* **Problem requirements**
Rewrite the items below, replacing every "Minimum size" with "Smallest size" and leaving everything else unchanged.

* **Supplied material**

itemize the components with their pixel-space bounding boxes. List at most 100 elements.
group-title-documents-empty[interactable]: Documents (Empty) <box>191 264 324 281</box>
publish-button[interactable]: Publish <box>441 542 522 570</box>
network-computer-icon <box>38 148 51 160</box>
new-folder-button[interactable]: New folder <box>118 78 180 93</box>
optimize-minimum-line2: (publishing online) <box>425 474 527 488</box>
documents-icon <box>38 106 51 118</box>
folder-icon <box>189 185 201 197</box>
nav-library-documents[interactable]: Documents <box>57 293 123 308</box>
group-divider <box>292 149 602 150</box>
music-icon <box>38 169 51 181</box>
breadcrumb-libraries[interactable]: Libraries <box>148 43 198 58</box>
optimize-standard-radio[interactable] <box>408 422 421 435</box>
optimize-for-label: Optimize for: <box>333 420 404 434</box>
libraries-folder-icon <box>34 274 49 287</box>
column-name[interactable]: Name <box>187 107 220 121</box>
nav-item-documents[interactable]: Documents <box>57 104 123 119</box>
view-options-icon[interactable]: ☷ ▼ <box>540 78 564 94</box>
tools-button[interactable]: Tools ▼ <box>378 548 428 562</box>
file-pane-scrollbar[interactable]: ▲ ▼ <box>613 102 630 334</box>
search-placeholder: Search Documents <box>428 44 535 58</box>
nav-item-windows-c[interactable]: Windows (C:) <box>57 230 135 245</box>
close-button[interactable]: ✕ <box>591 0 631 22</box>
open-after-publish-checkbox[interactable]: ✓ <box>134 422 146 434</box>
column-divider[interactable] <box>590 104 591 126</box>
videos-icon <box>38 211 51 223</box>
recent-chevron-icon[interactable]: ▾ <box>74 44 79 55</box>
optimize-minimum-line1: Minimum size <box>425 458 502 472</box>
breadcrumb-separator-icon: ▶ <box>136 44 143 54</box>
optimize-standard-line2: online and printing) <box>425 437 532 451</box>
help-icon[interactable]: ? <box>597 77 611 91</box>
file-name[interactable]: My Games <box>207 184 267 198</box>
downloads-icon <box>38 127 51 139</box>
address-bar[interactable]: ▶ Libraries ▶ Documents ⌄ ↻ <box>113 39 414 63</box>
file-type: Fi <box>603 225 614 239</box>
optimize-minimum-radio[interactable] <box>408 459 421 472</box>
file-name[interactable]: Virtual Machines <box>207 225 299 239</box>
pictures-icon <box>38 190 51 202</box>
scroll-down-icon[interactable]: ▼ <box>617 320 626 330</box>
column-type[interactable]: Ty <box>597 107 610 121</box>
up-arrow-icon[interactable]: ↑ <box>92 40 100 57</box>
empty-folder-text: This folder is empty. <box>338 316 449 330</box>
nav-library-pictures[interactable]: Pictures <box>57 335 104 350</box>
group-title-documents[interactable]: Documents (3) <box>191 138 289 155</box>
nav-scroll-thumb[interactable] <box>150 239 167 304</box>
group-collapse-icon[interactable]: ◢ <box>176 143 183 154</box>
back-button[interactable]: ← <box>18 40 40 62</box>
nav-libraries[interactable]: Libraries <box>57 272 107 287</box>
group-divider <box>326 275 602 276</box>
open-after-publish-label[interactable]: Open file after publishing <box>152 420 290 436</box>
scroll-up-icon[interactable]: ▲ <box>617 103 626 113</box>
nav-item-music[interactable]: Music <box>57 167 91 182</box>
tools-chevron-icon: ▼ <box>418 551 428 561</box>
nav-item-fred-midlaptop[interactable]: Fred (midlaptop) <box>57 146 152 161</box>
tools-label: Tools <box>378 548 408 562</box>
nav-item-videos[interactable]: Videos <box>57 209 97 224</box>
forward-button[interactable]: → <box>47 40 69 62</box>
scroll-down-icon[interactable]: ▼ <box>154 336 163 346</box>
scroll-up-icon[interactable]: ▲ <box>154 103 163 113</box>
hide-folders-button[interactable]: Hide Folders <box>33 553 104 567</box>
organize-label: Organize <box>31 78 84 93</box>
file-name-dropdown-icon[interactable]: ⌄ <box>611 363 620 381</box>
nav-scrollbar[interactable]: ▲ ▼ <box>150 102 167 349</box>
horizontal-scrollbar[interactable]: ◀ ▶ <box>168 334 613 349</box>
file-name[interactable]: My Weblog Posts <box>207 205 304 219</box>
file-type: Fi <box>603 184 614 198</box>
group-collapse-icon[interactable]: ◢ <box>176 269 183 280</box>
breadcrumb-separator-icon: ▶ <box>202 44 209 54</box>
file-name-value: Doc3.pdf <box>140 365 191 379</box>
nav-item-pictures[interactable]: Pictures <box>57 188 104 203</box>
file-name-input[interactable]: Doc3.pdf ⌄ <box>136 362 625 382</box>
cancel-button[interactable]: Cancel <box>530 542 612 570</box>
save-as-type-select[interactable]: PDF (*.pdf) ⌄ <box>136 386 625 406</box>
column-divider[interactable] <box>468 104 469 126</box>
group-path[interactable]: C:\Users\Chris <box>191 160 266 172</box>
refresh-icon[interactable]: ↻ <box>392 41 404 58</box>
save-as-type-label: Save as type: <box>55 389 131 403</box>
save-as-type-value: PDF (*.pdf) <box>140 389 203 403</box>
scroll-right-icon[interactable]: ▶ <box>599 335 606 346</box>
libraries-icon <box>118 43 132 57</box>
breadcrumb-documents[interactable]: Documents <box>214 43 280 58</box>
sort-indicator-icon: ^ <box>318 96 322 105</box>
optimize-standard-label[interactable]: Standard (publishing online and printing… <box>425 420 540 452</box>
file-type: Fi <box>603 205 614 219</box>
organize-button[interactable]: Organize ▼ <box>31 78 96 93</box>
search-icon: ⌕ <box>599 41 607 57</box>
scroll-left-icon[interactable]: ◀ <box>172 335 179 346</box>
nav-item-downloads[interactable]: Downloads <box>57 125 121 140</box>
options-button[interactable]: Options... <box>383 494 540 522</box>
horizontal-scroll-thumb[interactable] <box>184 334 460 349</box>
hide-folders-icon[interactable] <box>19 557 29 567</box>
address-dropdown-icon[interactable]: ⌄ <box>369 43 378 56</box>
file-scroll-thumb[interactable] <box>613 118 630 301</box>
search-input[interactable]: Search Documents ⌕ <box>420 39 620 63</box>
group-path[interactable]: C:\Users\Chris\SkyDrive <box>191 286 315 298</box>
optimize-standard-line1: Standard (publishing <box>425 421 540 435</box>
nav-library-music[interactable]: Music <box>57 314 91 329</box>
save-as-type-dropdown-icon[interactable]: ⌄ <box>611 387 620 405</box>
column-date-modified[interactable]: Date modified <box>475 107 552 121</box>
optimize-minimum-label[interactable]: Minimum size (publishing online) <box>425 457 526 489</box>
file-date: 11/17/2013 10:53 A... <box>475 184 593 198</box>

* **Output**
itemize the components with their pixel-space bounding boxes. List at most 100 elements.
group-title-documents-empty[interactable]: Documents (Empty) <box>191 264 324 281</box>
publish-button[interactable]: Publish <box>441 542 522 570</box>
network-computer-icon <box>38 148 51 160</box>
new-folder-button[interactable]: New folder <box>118 78 180 93</box>
optimize-minimum-line2: (publishing online) <box>425 474 527 488</box>
documents-icon <box>38 106 51 118</box>
folder-icon <box>189 185 201 197</box>
nav-library-documents[interactable]: Documents <box>57 293 123 308</box>
group-divider <box>292 149 602 150</box>
music-icon <box>38 169 51 181</box>
breadcrumb-libraries[interactable]: Libraries <box>148 43 198 58</box>
optimize-standard-radio[interactable] <box>408 422 421 435</box>
optimize-for-label: Optimize for: <box>333 420 404 434</box>
libraries-folder-icon <box>34 274 49 287</box>
column-name[interactable]: Name <box>187 107 220 121</box>
nav-item-documents[interactable]: Documents <box>57 104 123 119</box>
view-options-icon[interactable]: ☷ ▼ <box>540 78 564 94</box>
tools-button[interactable]: Tools ▼ <box>378 548 428 562</box>
file-pane-scrollbar[interactable]: ▲ ▼ <box>613 102 630 334</box>
search-placeholder: Search Documents <box>428 44 535 58</box>
nav-item-windows-c[interactable]: Windows (C:) <box>57 230 135 245</box>
close-button[interactable]: ✕ <box>591 0 631 22</box>
open-after-publish-checkbox[interactable]: ✓ <box>134 422 146 434</box>
column-divider[interactable] <box>590 104 591 126</box>
videos-icon <box>38 211 51 223</box>
recent-chevron-icon[interactable]: ▾ <box>74 44 79 55</box>
optimize-minimum-line1: Smallest size <box>425 458 502 472</box>
breadcrumb-separator-icon: ▶ <box>136 44 143 54</box>
optimize-standard-line2: online and printing) <box>425 437 532 451</box>
help-icon[interactable]: ? <box>597 77 611 91</box>
file-name[interactable]: My Games <box>207 184 267 198</box>
downloads-icon <box>38 127 51 139</box>
address-bar[interactable]: ▶ Libraries ▶ Documents ⌄ ↻ <box>113 39 414 63</box>
file-type: Fi <box>603 225 614 239</box>
optimize-minimum-radio[interactable] <box>408 459 421 472</box>
file-name[interactable]: Virtual Machines <box>207 225 299 239</box>
pictures-icon <box>38 190 51 202</box>
scroll-down-icon[interactable]: ▼ <box>617 320 626 330</box>
column-type[interactable]: Ty <box>597 107 610 121</box>
up-arrow-icon[interactable]: ↑ <box>92 40 100 57</box>
empty-folder-text: This folder is empty. <box>338 316 449 330</box>
nav-library-pictures[interactable]: Pictures <box>57 335 104 350</box>
group-title-documents[interactable]: Documents (3) <box>191 138 289 155</box>
nav-scroll-thumb[interactable] <box>150 239 167 304</box>
group-collapse-icon[interactable]: ◢ <box>176 143 183 154</box>
back-button[interactable]: ← <box>18 40 40 62</box>
nav-libraries[interactable]: Libraries <box>57 272 107 287</box>
group-divider <box>326 275 602 276</box>
open-after-publish-label[interactable]: Open file after publishing <box>152 420 290 436</box>
scroll-up-icon[interactable]: ▲ <box>617 103 626 113</box>
nav-item-music[interactable]: Music <box>57 167 91 182</box>
tools-chevron-icon: ▼ <box>418 551 428 561</box>
nav-item-fred-midlaptop[interactable]: Fred (midlaptop) <box>57 146 152 161</box>
tools-label: Tools <box>378 548 408 562</box>
nav-item-videos[interactable]: Videos <box>57 209 97 224</box>
forward-button[interactable]: → <box>47 40 69 62</box>
scroll-down-icon[interactable]: ▼ <box>154 336 163 346</box>
scroll-up-icon[interactable]: ▲ <box>154 103 163 113</box>
hide-folders-button[interactable]: Hide Folders <box>33 553 104 567</box>
organize-label: Organize <box>31 78 84 93</box>
file-name-dropdown-icon[interactable]: ⌄ <box>611 363 620 381</box>
nav-scrollbar[interactable]: ▲ ▼ <box>150 102 167 349</box>
horizontal-scrollbar[interactable]: ◀ ▶ <box>168 334 613 349</box>
file-name[interactable]: My Weblog Posts <box>207 205 304 219</box>
file-type: Fi <box>603 184 614 198</box>
group-collapse-icon[interactable]: ◢ <box>176 269 183 280</box>
breadcrumb-separator-icon: ▶ <box>202 44 209 54</box>
file-name-value: Doc3.pdf <box>140 365 191 379</box>
nav-item-pictures[interactable]: Pictures <box>57 188 104 203</box>
file-name-input[interactable]: Doc3.pdf ⌄ <box>136 362 625 382</box>
cancel-button[interactable]: Cancel <box>530 542 612 570</box>
save-as-type-select[interactable]: PDF (*.pdf) ⌄ <box>136 386 625 406</box>
column-divider[interactable] <box>468 104 469 126</box>
group-path[interactable]: C:\Users\Chris <box>191 160 266 172</box>
refresh-icon[interactable]: ↻ <box>392 41 404 58</box>
save-as-type-label: Save as type: <box>55 389 131 403</box>
save-as-type-value: PDF (*.pdf) <box>140 389 203 403</box>
scroll-right-icon[interactable]: ▶ <box>599 335 606 346</box>
libraries-icon <box>118 43 132 57</box>
breadcrumb-documents[interactable]: Documents <box>214 43 280 58</box>
sort-indicator-icon: ^ <box>318 96 322 105</box>
optimize-standard-label[interactable]: Standard (publishing online and printing… <box>425 420 540 452</box>
file-type: Fi <box>603 205 614 219</box>
organize-button[interactable]: Organize ▼ <box>31 78 96 93</box>
search-icon: ⌕ <box>599 41 607 57</box>
scroll-left-icon[interactable]: ◀ <box>172 335 179 346</box>
nav-item-downloads[interactable]: Downloads <box>57 125 121 140</box>
options-button[interactable]: Options... <box>383 494 540 522</box>
horizontal-scroll-thumb[interactable] <box>184 334 460 349</box>
hide-folders-icon[interactable] <box>19 557 29 567</box>
address-dropdown-icon[interactable]: ⌄ <box>369 43 378 56</box>
file-scroll-thumb[interactable] <box>613 118 630 301</box>
search-input[interactable]: Search Documents ⌕ <box>420 39 620 63</box>
group-path[interactable]: C:\Users\Chris\SkyDrive <box>191 286 315 298</box>
optimize-standard-line1: Standard (publishing <box>425 421 540 435</box>
nav-library-music[interactable]: Music <box>57 314 91 329</box>
save-as-type-dropdown-icon[interactable]: ⌄ <box>611 387 620 405</box>
column-date-modified[interactable]: Date modified <box>475 107 552 121</box>
optimize-minimum-label[interactable]: Smallest size (publishing online) <box>425 457 526 489</box>
file-date: 11/17/2013 10:53 A... <box>475 184 593 198</box>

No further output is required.